Reproduce the listing below without changes, except that pictures are left out.
++++ DATASET ++++
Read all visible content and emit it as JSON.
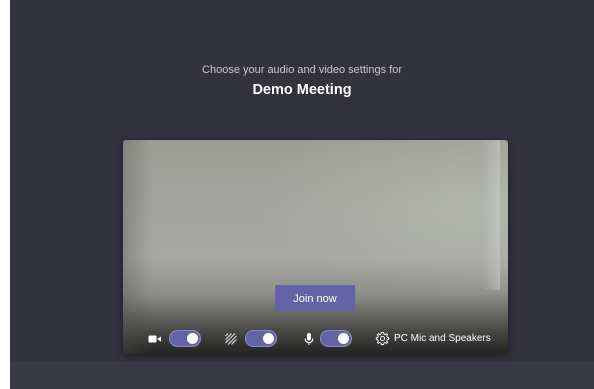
{
  "prejoin": {
    "subtitle": "Choose your audio and video settings for",
    "meeting_name": "Demo Meeting"
  },
  "preview": {
    "join_label": "Join now"
  },
  "controls": {
    "camera": {
      "icon": "video-camera-icon",
      "enabled": true
    },
    "background_blur": {
      "icon": "background-blur-icon",
      "enabled": true
    },
    "microphone": {
      "icon": "microphone-icon",
      "enabled": true
    },
    "device_settings": {
      "icon": "gear-icon",
      "label": "PC Mic and Speakers"
    }
  },
  "colors": {
    "window_bg": "#33323f",
    "accent": "#6264a7",
    "text_primary": "#ffffff",
    "text_secondary": "#c9c8d2"
  }
}
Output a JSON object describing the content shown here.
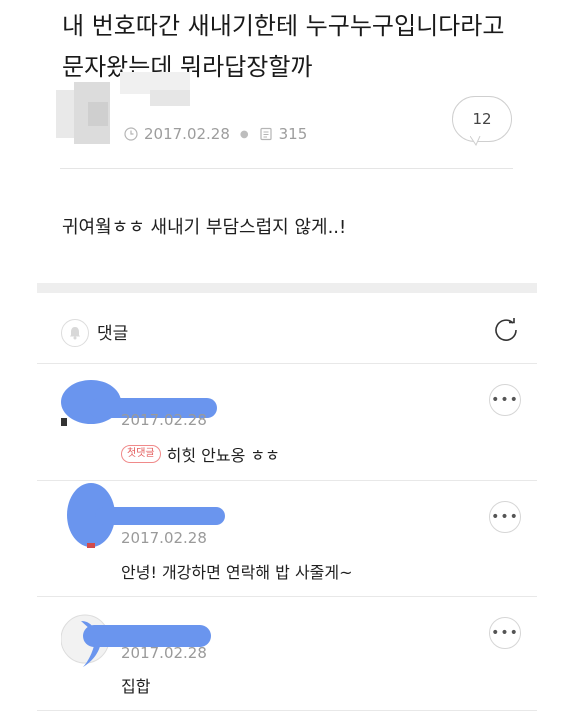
{
  "post": {
    "title": "내 번호따간 새내기한테 누구누구입니다라고 문자왔는데 뭐라답장할까",
    "date": "2017.02.28",
    "views": "315",
    "comment_count": "12",
    "body": "귀여웤ㅎㅎ 새내기 부담스럽지 않게..!"
  },
  "comments_section": {
    "label": "댓글"
  },
  "comments": [
    {
      "date": "2017.02.28",
      "badge": "첫댓글",
      "text": "히힛 안뇨옹 ㅎㅎ"
    },
    {
      "date": "2017.02.28",
      "badge": "",
      "text": "안녕! 개강하면 연락해 밥 사줄게~"
    },
    {
      "date": "2017.02.28",
      "badge": "",
      "text": "집합"
    }
  ],
  "colors": {
    "redaction": "#6a95ee",
    "badge": "#e35a5a",
    "meta": "#9d9d9d"
  },
  "icons": {
    "clock": "clock-icon",
    "doc": "document-icon",
    "bell": "bell-icon",
    "refresh": "refresh-icon",
    "more": "more-icon"
  }
}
++++
**FULL SOLUTION:**
Read all visible content and emit it as JSON.
{
  "prejoin": {
    "subtitle": "Choose your audio and video settings for",
    "meeting_name": "Demo Meeting"
  },
  "preview": {
    "join_label": "Join now"
  },
  "controls": {
    "camera": {
      "icon": "video-camera-icon",
      "enabled": true
    },
    "background_blur": {
      "icon": "background-blur-icon",
      "enabled": true
    },
    "microphone": {
      "icon": "microphone-icon",
      "enabled": true
    },
    "device_settings": {
      "icon": "gear-icon",
      "label": "PC Mic and Speakers"
    }
  },
  "colors": {
    "window_bg": "#33323f",
    "accent": "#6264a7",
    "text_primary": "#ffffff",
    "text_secondary": "#c9c8d2"
  }
}
Output a JSON object describing the content shown here.
{
  "post": {
    "title": "내 번호따간 새내기한테 누구누구입니다라고 문자왔는데 뭐라답장할까",
    "date": "2017.02.28",
    "views": "315",
    "comment_count": "12",
    "body": "귀여웤ㅎㅎ 새내기 부담스럽지 않게..!"
  },
  "comments_section": {
    "label": "댓글"
  },
  "comments": [
    {
      "date": "2017.02.28",
      "badge": "첫댓글",
      "text": "히힛 안뇨옹 ㅎㅎ"
    },
    {
      "date": "2017.02.28",
      "badge": "",
      "text": "안녕! 개강하면 연락해 밥 사줄게~"
    },
    {
      "date": "2017.02.28",
      "badge": "",
      "text": "집합"
    }
  ],
  "colors": {
    "redaction": "#6a95ee",
    "badge": "#e35a5a",
    "meta": "#9d9d9d"
  },
  "icons": {
    "clock": "clock-icon",
    "doc": "document-icon",
    "bell": "bell-icon",
    "refresh": "refresh-icon",
    "more": "more-icon"
  }
}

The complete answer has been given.